Copy each line exactly. Drop every picture.

(Stored records)
━━━━━━━━━━━━━━━━

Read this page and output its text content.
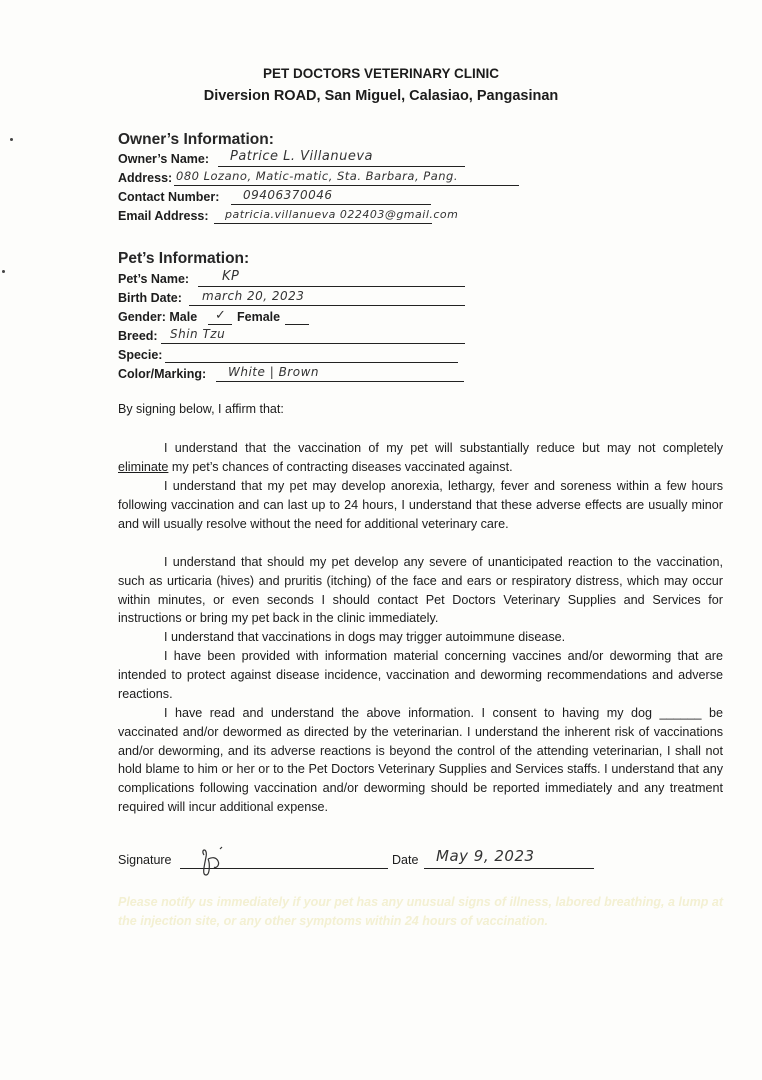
PET DOCTORS VETERINARY CLINIC
Diversion ROAD, San Miguel, Calasiao, Pangasinan
Owner’s Information:
Owner’s Name: Patrice L. Villanueva
Address: 080 Lozano, Matic-matic, Sta. Barbara, Pang.
Contact Number: 09406370046
Email Address: patricia.villanueva 022403@gmail.com
Pet’s Information:
Pet’s Name:	KP
Birth Date: march 20, 2023
Gender: Male ✓ Female
Breed: Shin Tzu
Specie:
Color/Marking: White | Brown
By signing below, I affirm that:
I understand that the vaccination of my pet will substantially reduce but may not completely eliminate my pet’s chances of contracting diseases vaccinated against.
I understand that my pet may develop anorexia, lethargy, fever and soreness within a few hours following vaccination and can last up to 24 hours, I understand that these adverse effects are usually minor and will usually resolve without the need for additional veterinary care.
I understand that should my pet develop any severe of unanticipated reaction to the vaccination, such as urticaria (hives) and pruritis (itching) of the face and ears or respiratory distress, which may occur within minutes, or even seconds I should contact Pet Doctors Veterinary Supplies and Services for instructions or bring my pet back in the clinic immediately.
I understand that vaccinations in dogs may trigger autoimmune disease.
I have been provided with information material concerning vaccines and/or deworming that are intended to protect against disease incidence, vaccination and deworming recommendations and adverse reactions.
I have read and understand the above information. I consent to having my dog ______ be vaccinated and/or dewormed as directed by the veterinarian. I understand the inherent risk of vaccinations and/or deworming, and its adverse reactions is beyond the control of the attending veterinarian, I shall not hold blame to him or her or to the Pet Doctors Veterinary Supplies and Services staffs. I understand that any complications following vaccination and/or deworming should be reported immediately and any treatment required will incur additional expense.
Signature	Date May 9, 2023
Please notify us immediately if your pet has any unusual signs of illness, labored breathing, a lump at the injection site, or any other symptoms within 24 hours of vaccination.
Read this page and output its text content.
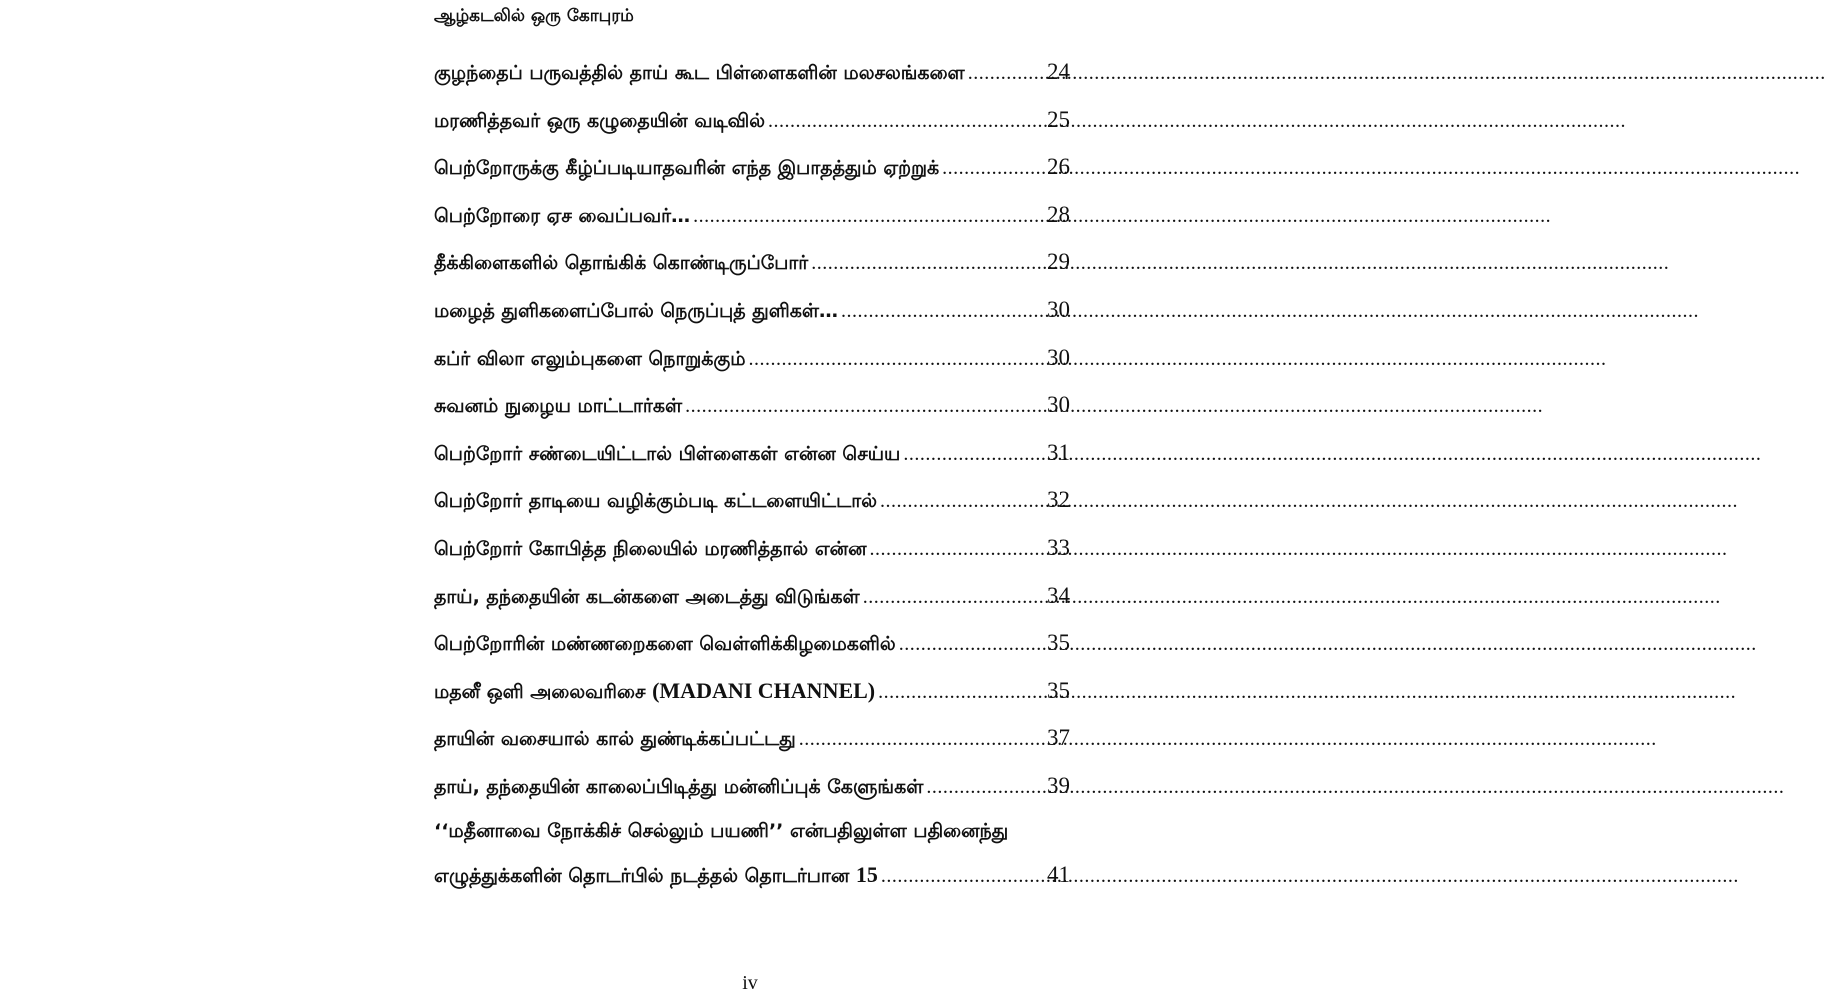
ஆழ்கடலில் ஒரு கோபுரம்
குழந்தைப் பருவத்தில் தாய் கூட பிள்ளைகளின் மலசலங்களை .....	24
மரணித்தவர் ஒரு கழுதையின் வடிவில் .....	25
பெற்றோருக்கு கீழ்ப்படியாதவரின் எந்த இபாதத்தும் ஏற்றுக் .....	26
பெற்றோரை ஏச வைப்பவர்… .....	28
தீக்கிளைகளில் தொங்கிக் கொண்டிருப்போர் .....	29
மழைத் துளிகளைப்போல் நெருப்புத் துளிகள்… .....	30
கப்ர் விலா எலும்புகளை நொறுக்கும் .....	30
சுவனம் நுழைய மாட்டார்கள் .....	30
பெற்றோர் சண்டையிட்டால் பிள்ளைகள் என்ன செய்ய .....	31
பெற்றோர் தாடியை வழிக்கும்படி கட்டளையிட்டால் .....	32
பெற்றோர் கோபித்த நிலையில் மரணித்தால் என்ன .....	33
தாய், தந்தையின் கடன்களை அடைத்து விடுங்கள் .....	34
பெற்றோரின் மண்ணறைகளை வெள்ளிக்கிழமைகளில் .....	35
மதனீ ஒளி அலைவரிசை (MADANI CHANNEL) .....	35
தாயின் வசையால் கால் துண்டிக்கப்பட்டது .....	37
தாய், தந்தையின் காலைப்பிடித்து மன்னிப்புக் கேளுங்கள் .....	39
‘‘மதீனாவை நோக்கிச் செல்லும் பயணி’’ என்பதிலுள்ள பதினைந்து
எழுத்துக்களின் தொடர்பில் நடத்தல் தொடர்பான 15 .....	41
iv
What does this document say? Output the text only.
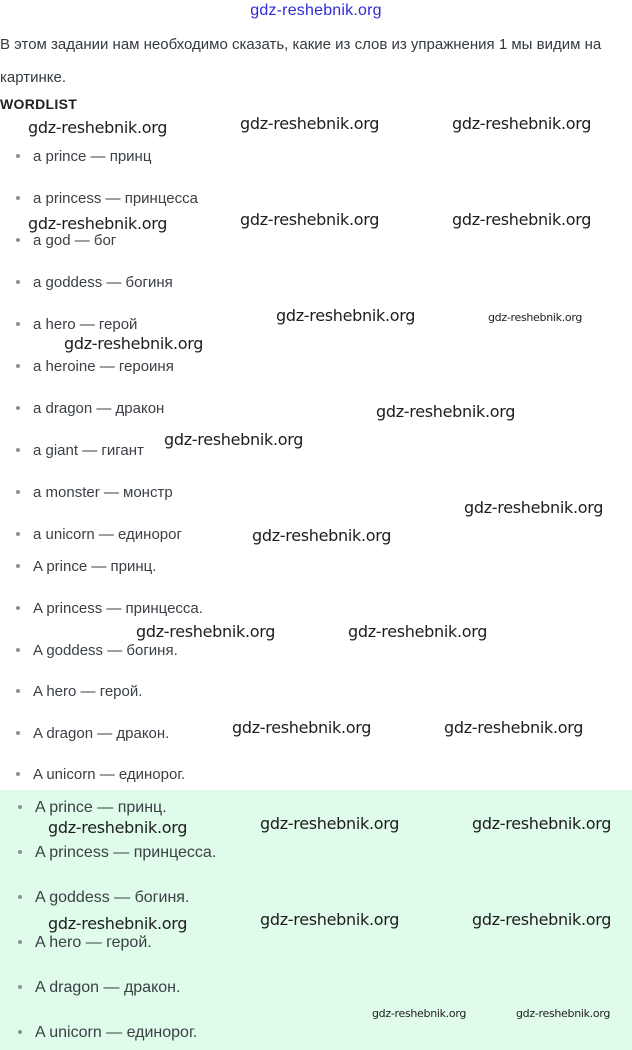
gdz-reshebnik.org
В этом задании нам необходимо сказать, какие из слов из упражнения 1 мы видим на картинке.
WORDLIST
a prince — принц
a princess — принцесса
a god — бог
a goddess — богиня
a hero — герой
a heroine — героиня
a dragon — дракон
a giant — гигант
a monster — монстр
a unicorn — единорог
A prince — принц.
A princess — принцесса.
A goddess — богиня.
A hero — герой.
A dragon — дракон.
A unicorn — единорог.
A prince — принц.
A princess — принцесса.
A goddess — богиня.
A hero — герой.
A dragon — дракон.
A unicorn — единорог.
gdz-reshebnik.org	gdz-reshebnik.org	gdz-reshebnik.org
gdz-reshebnik.org	gdz-reshebnik.org	gdz-reshebnik.org
gdz-reshebnik.org	gdz-reshebnik.org
gdz-reshebnik.org
gdz-reshebnik.org
gdz-reshebnik.org
gdz-reshebnik.org
gdz-reshebnik.org
gdz-reshebnik.org	gdz-reshebnik.org
gdz-reshebnik.org	gdz-reshebnik.org
gdz-reshebnik.org	gdz-reshebnik.org	gdz-reshebnik.org
gdz-reshebnik.org	gdz-reshebnik.org	gdz-reshebnik.org
gdz-reshebnik.org	gdz-reshebnik.org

━━━━━━━━━━━━━━━━

→ Exercise output
Read this page and output its text content.
PET DOCTORS VETERINARY CLINIC
Diversion ROAD, San Miguel, Calasiao, Pangasinan
Owner’s Information:
Owner’s Name: Patrice L. Villanueva
Address: 080 Lozano, Matic-matic, Sta. Barbara, Pang.
Contact Number: 09406370046
Email Address: patricia.villanueva 022403@gmail.com
Pet’s Information:
Pet’s Name:	KP
Birth Date: march 20, 2023
Gender: Male ✓ Female
Breed: Shin Tzu
Specie:
Color/Marking: White | Brown
By signing below, I affirm that:
I understand that the vaccination of my pet will substantially reduce but may not completely eliminate my pet’s chances of contracting diseases vaccinated against.
I understand that my pet may develop anorexia, lethargy, fever and soreness within a few hours following vaccination and can last up to 24 hours, I understand that these adverse effects are usually minor and will usually resolve without the need for additional veterinary care.
I understand that should my pet develop any severe of unanticipated reaction to the vaccination, such as urticaria (hives) and pruritis (itching) of the face and ears or respiratory distress, which may occur within minutes, or even seconds I should contact Pet Doctors Veterinary Supplies and Services for instructions or bring my pet back in the clinic immediately.
I understand that vaccinations in dogs may trigger autoimmune disease.
I have been provided with information material concerning vaccines and/or deworming that are intended to protect against disease incidence, vaccination and deworming recommendations and adverse reactions.
I have read and understand the above information. I consent to having my dog ______ be vaccinated and/or dewormed as directed by the veterinarian. I understand the inherent risk of vaccinations and/or deworming, and its adverse reactions is beyond the control of the attending veterinarian, I shall not hold blame to him or her or to the Pet Doctors Veterinary Supplies and Services staffs. I understand that any complications following vaccination and/or deworming should be reported immediately and any treatment required will incur additional expense.
Signature	Date May 9, 2023
Please notify us immediately if your pet has any unusual signs of illness, labored breathing, a lump at the injection site, or any other symptoms within 24 hours of vaccination.
Read this page and output its text content.
ஆழ்கடலில் ஒரு கோபுரம்
குழந்தைப் பருவத்தில் தாய் கூட பிள்ளைகளின் மலசலங்களை .....	24
மரணித்தவர் ஒரு கழுதையின் வடிவில் .....	25
பெற்றோருக்கு கீழ்ப்படியாதவரின் எந்த இபாதத்தும் ஏற்றுக் .....	26
பெற்றோரை ஏச வைப்பவர்… .....	28
தீக்கிளைகளில் தொங்கிக் கொண்டிருப்போர் .....	29
மழைத் துளிகளைப்போல் நெருப்புத் துளிகள்… .....	30
கப்ர் விலா எலும்புகளை நொறுக்கும் .....	30
சுவனம் நுழைய மாட்டார்கள் .....	30
பெற்றோர் சண்டையிட்டால் பிள்ளைகள் என்ன செய்ய .....	31
பெற்றோர் தாடியை வழிக்கும்படி கட்டளையிட்டால் .....	32
பெற்றோர் கோபித்த நிலையில் மரணித்தால் என்ன .....	33
தாய், தந்தையின் கடன்களை அடைத்து விடுங்கள் .....	34
பெற்றோரின் மண்ணறைகளை வெள்ளிக்கிழமைகளில் .....	35
மதனீ ஒளி அலைவரிசை (MADANI CHANNEL) .....	35
தாயின் வசையால் கால் துண்டிக்கப்பட்டது .....	37
தாய், தந்தையின் காலைப்பிடித்து மன்னிப்புக் கேளுங்கள் .....	39
‘‘மதீனாவை நோக்கிச் செல்லும் பயணி’’ என்பதிலுள்ள பதினைந்து
எழுத்துக்களின் தொடர்பில் நடத்தல் தொடர்பான 15 .....	41
iv
What does this document say? Output the text only.
gdz-reshebnik.org
В этом задании нам необходимо сказать, какие из слов из упражнения 1 мы видим на картинке.
WORDLIST
a prince — принц
a princess — принцесса
a god — бог
a goddess — богиня
a hero — герой
a heroine — героиня
a dragon — дракон
a giant — гигант
a monster — монстр
a unicorn — единорог
A prince — принц.
A princess — принцесса.
A goddess — богиня.
A hero — герой.
A dragon — дракон.
A unicorn — единорог.
A prince — принц.
A princess — принцесса.
A goddess — богиня.
A hero — герой.
A dragon — дракон.
A unicorn — единорог.
gdz-reshebnik.org	gdz-reshebnik.org	gdz-reshebnik.org
gdz-reshebnik.org	gdz-reshebnik.org	gdz-reshebnik.org
gdz-reshebnik.org	gdz-reshebnik.org
gdz-reshebnik.org
gdz-reshebnik.org
gdz-reshebnik.org
gdz-reshebnik.org
gdz-reshebnik.org
gdz-reshebnik.org	gdz-reshebnik.org
gdz-reshebnik.org	gdz-reshebnik.org
gdz-reshebnik.org	gdz-reshebnik.org	gdz-reshebnik.org
gdz-reshebnik.org	gdz-reshebnik.org	gdz-reshebnik.org
gdz-reshebnik.org	gdz-reshebnik.org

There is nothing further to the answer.